● **ARTICLE**
----
Both you obiously miss the point.

First numbers and figures dont cover the whole compensation.

Secondly, just because someone values life AS WELL AS work doesnt not a "clock punching zombie" make.

Thirdly, "easy" is a relative term. "Easy" from an ex-MSFT perspective can simply mean being able to get work done without needless interferance and with a schedule that allows for some time to decompress regularly. I think the "Easy" Jason refers to is what anyone with any real ability and talent in this industry would refer to as "rote and boring". I know I would

During my life at MS, 'overtime' was not only expected, but BUILT into the bloody schedule. In my current position, when those rare late nights and weekends are required (and it does happen on occasion. That's part and parcel to this work) it is considered a failure of planning and the whole team works to avoid making that mistake again. And that is only one small example of the difference. Because someone desires a work schedule that is relatively stable and 'normal' doesnt mean they dont care about the product or company...it simply means they actually understand that poor dead horse: "Smarter not harder" and put it into practice. All too often, the long hours and extra effort in my experience at MS were because of someone else's failure. But the culture at MS didnt treat it as such. But rather as routine. That pissed me off.

Now my money comp is about an even wash. But I am happy with that. Why? The mortgage is getting paid. Retirement is on track. Enough is left over to enjoy a few minor extravagances now and again. My acid reflux is long gone. My weight is normal. My health is better. My wife smiles more. My family can actually expect me to attend school functions. We actually take family vacations that last more than a day or two. My children arent strangers. My wife and I enjoy a lot more sweaty, happy monkey sex. My work is challenging, interesting and we create software for an industry that is complex and that I have little understanding of (though I am learning quickly). Sorry Jason, but if that makes me a zombie, gimme another helping of brains, please.

So, the comnpensation is not *just* about the cash. Nor does it mean someone is worthless just because they found MS environment to be less than the perfect one for them. (or that they or the company changed so that it no longer suited them) Am I saying everyone should leave? Hell no. I am sure plenty of people thrive under the current MS culture. I *am* saying that showing contempt for someone who finds a different environment more productive for them is short-sighted, arrogant and dangerously ignorant.

Anonymous said...

yuck, both of those options are to be avoided at all costs IMO -- and it's people looking for that perfect and "easy" no-stress 9-5 job who i want OUT of *my* microsoft... LIKE YESTERDAY.
----
● **ITEMS**
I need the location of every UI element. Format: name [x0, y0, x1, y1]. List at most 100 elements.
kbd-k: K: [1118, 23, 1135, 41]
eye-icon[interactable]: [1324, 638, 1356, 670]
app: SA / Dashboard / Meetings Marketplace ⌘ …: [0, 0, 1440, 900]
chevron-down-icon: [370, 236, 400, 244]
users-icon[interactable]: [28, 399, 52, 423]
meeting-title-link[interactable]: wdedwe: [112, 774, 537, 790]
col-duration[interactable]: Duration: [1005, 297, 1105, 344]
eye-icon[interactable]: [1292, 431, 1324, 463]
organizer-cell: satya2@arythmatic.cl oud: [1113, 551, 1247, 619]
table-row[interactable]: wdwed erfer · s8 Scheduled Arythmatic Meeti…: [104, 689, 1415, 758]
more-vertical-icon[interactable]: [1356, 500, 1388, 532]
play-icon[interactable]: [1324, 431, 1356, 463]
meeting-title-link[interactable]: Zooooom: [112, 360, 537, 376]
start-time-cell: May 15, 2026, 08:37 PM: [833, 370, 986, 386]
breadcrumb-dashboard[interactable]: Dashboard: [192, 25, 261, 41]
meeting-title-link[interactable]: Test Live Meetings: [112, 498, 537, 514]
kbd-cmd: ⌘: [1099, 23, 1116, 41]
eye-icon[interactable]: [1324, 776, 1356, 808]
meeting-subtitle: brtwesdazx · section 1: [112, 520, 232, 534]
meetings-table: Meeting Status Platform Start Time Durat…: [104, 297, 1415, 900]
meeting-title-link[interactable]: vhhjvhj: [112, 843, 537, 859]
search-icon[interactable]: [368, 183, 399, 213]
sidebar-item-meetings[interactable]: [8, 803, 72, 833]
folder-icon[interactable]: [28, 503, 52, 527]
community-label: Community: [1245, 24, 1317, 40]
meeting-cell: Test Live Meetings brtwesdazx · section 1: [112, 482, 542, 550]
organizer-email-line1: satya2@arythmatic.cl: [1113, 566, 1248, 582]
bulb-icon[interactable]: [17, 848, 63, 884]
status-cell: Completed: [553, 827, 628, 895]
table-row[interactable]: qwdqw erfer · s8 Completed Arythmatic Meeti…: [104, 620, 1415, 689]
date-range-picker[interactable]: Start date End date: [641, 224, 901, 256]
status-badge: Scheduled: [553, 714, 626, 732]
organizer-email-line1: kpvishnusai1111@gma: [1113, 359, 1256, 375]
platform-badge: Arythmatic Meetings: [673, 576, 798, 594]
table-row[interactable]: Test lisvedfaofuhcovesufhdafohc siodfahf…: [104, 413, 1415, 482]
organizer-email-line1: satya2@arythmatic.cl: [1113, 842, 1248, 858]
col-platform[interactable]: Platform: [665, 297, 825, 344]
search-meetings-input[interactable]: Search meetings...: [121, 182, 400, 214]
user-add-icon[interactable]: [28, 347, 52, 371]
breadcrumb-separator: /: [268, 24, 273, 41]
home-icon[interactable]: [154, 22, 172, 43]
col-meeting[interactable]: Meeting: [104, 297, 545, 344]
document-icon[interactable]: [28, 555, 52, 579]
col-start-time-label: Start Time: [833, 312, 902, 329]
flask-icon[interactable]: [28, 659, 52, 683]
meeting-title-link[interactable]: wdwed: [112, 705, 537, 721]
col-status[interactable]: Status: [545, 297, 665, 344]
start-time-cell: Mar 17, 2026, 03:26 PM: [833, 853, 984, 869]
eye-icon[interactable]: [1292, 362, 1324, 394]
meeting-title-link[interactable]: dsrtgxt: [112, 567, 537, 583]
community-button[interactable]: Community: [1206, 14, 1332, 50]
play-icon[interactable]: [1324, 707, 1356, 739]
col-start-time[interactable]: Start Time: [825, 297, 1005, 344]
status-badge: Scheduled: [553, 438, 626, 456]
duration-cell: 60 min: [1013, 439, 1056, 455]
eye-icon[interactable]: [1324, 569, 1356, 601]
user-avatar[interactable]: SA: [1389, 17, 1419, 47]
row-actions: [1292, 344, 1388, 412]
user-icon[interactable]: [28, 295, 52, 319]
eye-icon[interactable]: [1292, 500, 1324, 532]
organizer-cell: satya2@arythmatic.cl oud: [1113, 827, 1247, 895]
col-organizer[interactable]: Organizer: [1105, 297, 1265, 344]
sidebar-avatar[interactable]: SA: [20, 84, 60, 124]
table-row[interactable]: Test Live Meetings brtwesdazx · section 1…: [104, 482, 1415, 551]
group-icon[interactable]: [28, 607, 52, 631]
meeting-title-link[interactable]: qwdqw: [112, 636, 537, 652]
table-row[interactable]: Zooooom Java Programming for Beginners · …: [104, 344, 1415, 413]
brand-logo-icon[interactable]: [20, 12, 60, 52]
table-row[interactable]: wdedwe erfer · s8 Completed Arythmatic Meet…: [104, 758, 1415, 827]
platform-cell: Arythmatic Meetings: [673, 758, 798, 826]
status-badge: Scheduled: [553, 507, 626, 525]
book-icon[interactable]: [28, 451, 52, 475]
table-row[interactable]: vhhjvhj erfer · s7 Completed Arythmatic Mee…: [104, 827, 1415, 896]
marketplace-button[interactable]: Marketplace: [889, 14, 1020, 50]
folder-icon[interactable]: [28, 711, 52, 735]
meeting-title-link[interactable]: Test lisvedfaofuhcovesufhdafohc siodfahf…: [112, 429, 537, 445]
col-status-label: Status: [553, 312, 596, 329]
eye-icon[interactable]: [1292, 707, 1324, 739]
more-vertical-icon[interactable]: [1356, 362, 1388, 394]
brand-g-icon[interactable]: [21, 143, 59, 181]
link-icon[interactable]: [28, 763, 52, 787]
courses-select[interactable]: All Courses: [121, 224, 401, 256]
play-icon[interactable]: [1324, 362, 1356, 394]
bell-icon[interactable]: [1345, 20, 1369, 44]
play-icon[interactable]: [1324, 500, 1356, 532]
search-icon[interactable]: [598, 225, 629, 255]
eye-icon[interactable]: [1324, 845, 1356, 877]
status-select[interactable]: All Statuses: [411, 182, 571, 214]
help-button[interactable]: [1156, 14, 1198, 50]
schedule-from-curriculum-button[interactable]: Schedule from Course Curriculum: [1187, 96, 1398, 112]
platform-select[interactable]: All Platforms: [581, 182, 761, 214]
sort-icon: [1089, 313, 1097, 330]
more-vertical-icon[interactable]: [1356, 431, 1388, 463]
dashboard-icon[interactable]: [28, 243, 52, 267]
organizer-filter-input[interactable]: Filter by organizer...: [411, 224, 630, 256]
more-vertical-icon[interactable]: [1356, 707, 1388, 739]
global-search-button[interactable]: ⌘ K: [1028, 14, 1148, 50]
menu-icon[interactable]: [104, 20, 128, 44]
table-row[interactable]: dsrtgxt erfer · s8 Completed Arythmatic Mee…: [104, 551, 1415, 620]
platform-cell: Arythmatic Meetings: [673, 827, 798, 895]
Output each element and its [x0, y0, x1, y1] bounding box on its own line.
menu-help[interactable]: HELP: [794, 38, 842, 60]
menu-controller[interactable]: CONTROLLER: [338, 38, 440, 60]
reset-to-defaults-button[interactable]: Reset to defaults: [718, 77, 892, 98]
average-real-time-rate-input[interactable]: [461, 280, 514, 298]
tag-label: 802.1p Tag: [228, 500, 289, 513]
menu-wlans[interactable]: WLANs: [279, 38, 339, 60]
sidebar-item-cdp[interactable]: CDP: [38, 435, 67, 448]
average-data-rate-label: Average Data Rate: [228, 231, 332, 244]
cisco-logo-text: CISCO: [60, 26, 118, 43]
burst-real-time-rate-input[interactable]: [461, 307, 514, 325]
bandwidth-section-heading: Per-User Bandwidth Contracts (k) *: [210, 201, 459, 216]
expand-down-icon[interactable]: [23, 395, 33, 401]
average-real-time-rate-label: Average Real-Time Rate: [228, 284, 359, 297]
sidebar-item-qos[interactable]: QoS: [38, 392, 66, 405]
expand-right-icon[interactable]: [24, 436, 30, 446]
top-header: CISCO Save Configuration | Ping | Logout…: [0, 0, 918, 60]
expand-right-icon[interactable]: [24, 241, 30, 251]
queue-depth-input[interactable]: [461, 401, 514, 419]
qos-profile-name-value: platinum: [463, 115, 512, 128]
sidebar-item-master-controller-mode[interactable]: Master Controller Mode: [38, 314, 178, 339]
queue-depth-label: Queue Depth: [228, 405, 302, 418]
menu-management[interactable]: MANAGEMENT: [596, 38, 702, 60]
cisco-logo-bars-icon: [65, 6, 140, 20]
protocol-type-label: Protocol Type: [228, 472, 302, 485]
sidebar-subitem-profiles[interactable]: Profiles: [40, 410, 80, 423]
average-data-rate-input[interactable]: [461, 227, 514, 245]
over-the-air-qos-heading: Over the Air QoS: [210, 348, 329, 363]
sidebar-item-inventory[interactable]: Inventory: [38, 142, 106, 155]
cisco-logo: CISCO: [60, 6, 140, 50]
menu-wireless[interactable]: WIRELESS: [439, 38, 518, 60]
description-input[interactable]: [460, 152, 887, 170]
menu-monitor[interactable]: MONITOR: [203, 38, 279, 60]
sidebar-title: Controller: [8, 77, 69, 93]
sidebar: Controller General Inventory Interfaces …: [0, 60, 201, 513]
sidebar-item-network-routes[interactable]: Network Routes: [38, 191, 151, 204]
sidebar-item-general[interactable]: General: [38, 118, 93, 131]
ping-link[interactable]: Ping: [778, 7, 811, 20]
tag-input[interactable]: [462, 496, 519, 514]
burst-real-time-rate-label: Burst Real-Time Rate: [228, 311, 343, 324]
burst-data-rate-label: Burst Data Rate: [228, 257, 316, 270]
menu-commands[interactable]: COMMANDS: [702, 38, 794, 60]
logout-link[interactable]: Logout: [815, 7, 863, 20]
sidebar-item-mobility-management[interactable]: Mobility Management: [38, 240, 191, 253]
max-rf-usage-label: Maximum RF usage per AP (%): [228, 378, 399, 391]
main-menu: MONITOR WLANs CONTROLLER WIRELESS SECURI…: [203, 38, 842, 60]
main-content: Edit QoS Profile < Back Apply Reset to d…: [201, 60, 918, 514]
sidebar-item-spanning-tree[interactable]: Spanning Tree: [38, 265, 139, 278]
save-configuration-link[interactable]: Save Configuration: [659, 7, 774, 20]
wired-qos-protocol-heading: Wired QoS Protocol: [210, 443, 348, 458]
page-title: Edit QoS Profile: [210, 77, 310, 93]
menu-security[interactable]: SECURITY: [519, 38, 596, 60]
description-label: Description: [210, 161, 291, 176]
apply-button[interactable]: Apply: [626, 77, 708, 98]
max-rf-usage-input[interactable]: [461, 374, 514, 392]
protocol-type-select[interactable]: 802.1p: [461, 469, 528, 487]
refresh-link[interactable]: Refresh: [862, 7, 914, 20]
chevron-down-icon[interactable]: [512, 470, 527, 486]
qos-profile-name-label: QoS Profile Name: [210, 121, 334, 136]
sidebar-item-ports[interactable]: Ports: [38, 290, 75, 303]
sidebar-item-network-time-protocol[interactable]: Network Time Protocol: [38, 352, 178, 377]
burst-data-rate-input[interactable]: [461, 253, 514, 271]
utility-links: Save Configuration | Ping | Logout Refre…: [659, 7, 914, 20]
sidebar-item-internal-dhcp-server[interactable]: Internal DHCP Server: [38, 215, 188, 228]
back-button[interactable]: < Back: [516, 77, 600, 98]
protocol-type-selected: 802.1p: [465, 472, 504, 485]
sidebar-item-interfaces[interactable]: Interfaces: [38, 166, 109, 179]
----
● **WORK TO DO**
1. List the three terms the comment uses to describe showing contempt for someone who finds a different environment more productive for them.
2. Answer briefly from the comment:
(a) How was overtime handled in the schedule at MS?
(b) In the writer's current position, how are the rare late nights and weekends regarded?
(c) How does the writer describe their money compensation now?
3. Rewrite the part of the comment that opens with the words containing "During my life" and closes with "pissed me off.", putting "business as usual" in place of "routine".

● **TASK-BY-TASK OUTPUTS**
1.
1. short-sighted
2. arrogant
3. dangerously ignorant

2.
(a) It was not only expected but built into the schedule.
(b) They are considered a failure of planning, and the whole team works to avoid making that mistake again.
(c) As about an even wash.

3.
During my life at MS, 'overtime' was not only expected, but BUILT into the bloody schedule. In my current position, when those rare late nights and weekends are required (and it does happen on occasion. That's part and parcel to this work) it is considered a failure of planning and the whole team works to avoid making that mistake again. And that is only one small example of the difference. Because someone desires a work schedule that is relatively stable and 'normal' doesnt mean they dont care about the product or company...it simply means they actually understand that poor dead horse: "Smarter not harder" and put it into practice. All too often, the long hours and extra effort in my experience at MS were because of someone else's failure. But the culture at MS didnt treat it as such. But rather as business as usual. That pissed me off.